Data records
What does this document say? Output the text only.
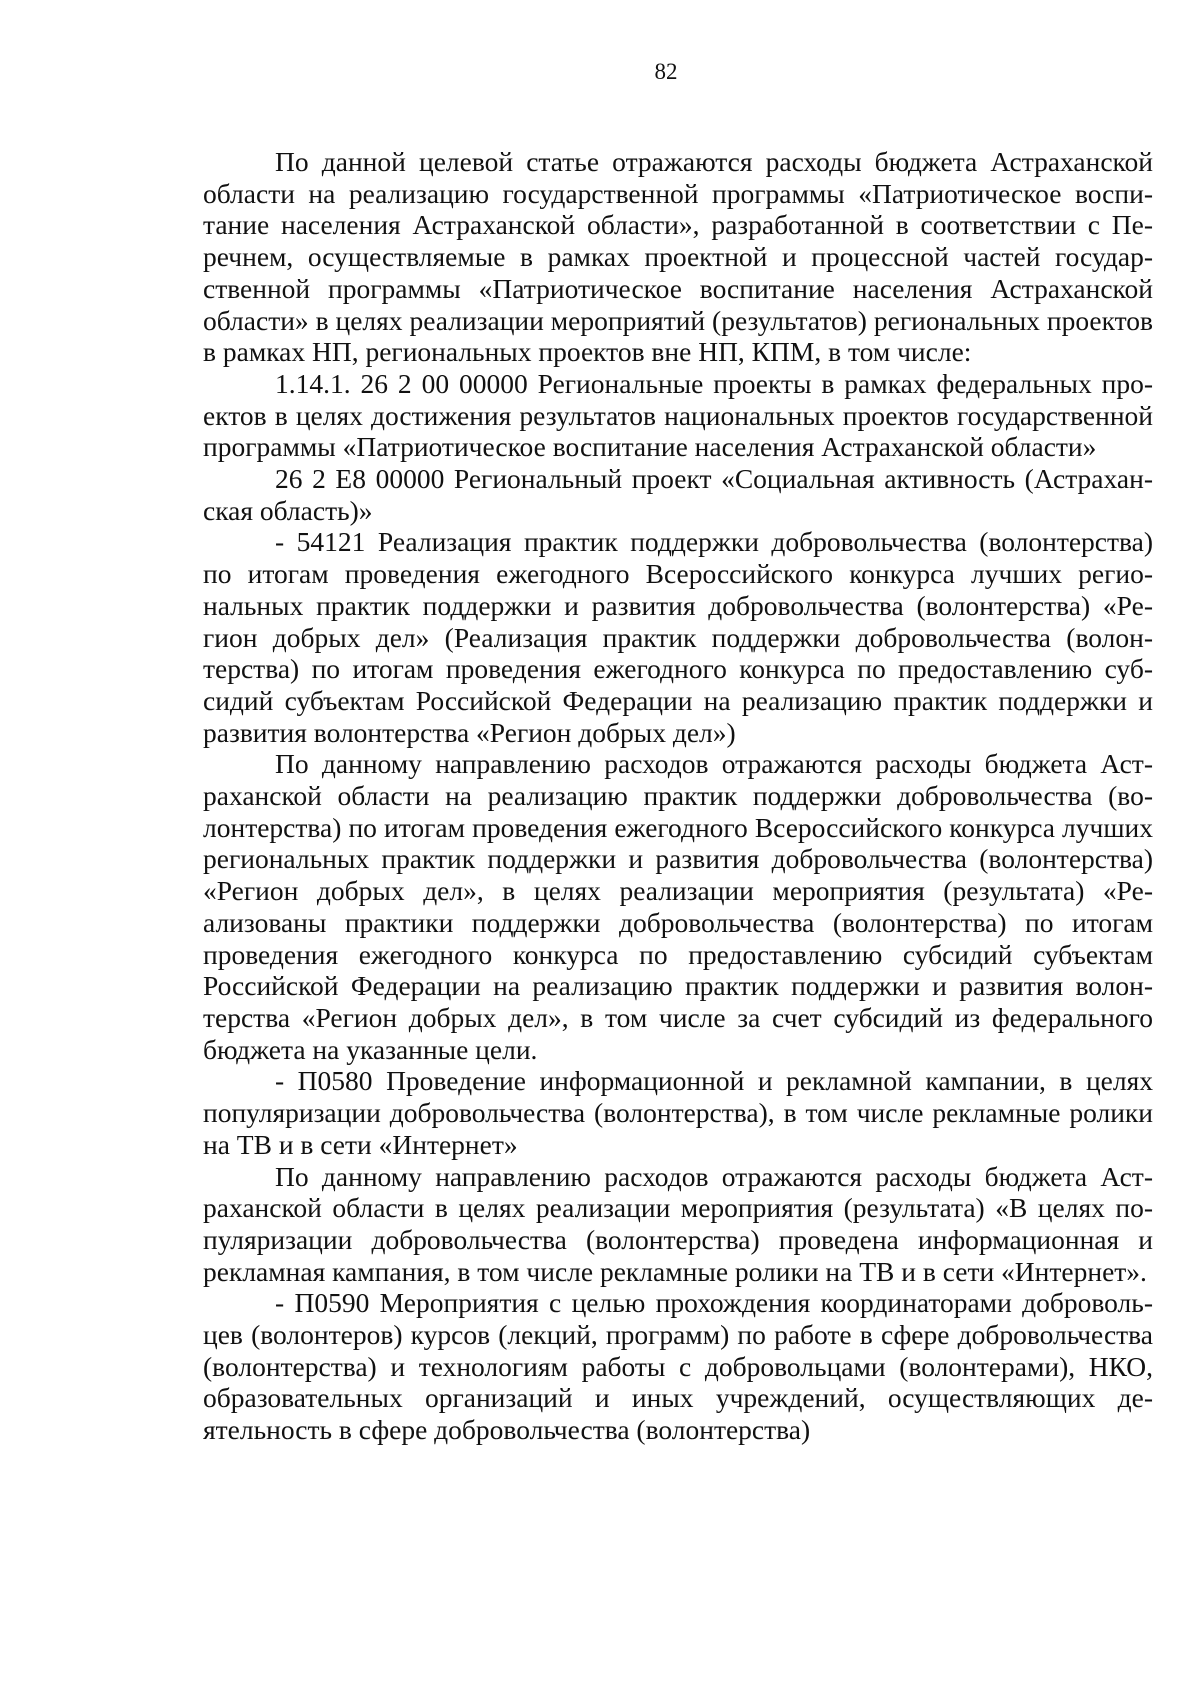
82

По данной целевой статье отражаются расходы бюджета Астраханской области на реализацию государственной программы «Патриотическое воспитание населения Астраханской области», разработанной в соответствии с Перечнем, осуществляемые в рамках проектной и процессной частей государственной программы «Патриотическое воспитание населения Астраханской области» в целях реализации мероприятий (результатов) региональных проектов в рамках НП, региональных проектов вне НП, КПМ, в том числе:

1.14.1. 26 2 00 00000 Региональные проекты в рамках федеральных проектов в целях достижения результатов национальных проектов государственной программы «Патриотическое воспитание населения Астраханской области»

26 2 E8 00000 Региональный проект «Социальная активность (Астраханская область)»

- 54121 Реализация практик поддержки добровольчества (волонтерства) по итогам проведения ежегодного Всероссийского конкурса лучших региональных практик поддержки и развития добровольчества (волонтерства) «Регион добрых дел» (Реализация практик поддержки добровольчества (волонтерства) по итогам проведения ежегодного конкурса по предоставлению субсидий субъектам Российской Федерации на реализацию практик поддержки и развития волонтерства «Регион добрых дел»)

По данному направлению расходов отражаются расходы бюджета Астраханской области на реализацию практик поддержки добровольчества (волонтерства) по итогам проведения ежегодного Всероссийского конкурса лучших региональных практик поддержки и развития добровольчества (волонтерства) «Регион добрых дел», в целях реализации мероприятия (результата) «Реализованы практики поддержки добровольчества (волонтерства) по итогам проведения ежегодного конкурса по предоставлению субсидий субъектам Российской Федерации на реализацию практик поддержки и развития волонтерства «Регион добрых дел», в том числе за счет субсидий из федерального бюджета на указанные цели.

- П0580 Проведение информационной и рекламной кампании, в целях популяризации добровольчества (волонтерства), в том числе рекламные ролики на ТВ и в сети «Интернет»

По данному направлению расходов отражаются расходы бюджета Астраханской области в целях реализации мероприятия (результата) «В целях популяризации добровольчества (волонтерства) проведена информационная и рекламная кампания, в том числе рекламные ролики на ТВ и в сети «Интернет».

- П0590 Мероприятия с целью прохождения координаторами добровольцев (волонтеров) курсов (лекций, программ) по работе в сфере добровольчества (волонтерства) и технологиям работы с добровольцами (волонтерами), НКО, образовательных организаций и иных учреждений, осуществляющих деятельность в сфере добровольчества (волонтерства)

Set problem: Answer with one number: how many lines in the listing hold "сети".

Solution: 2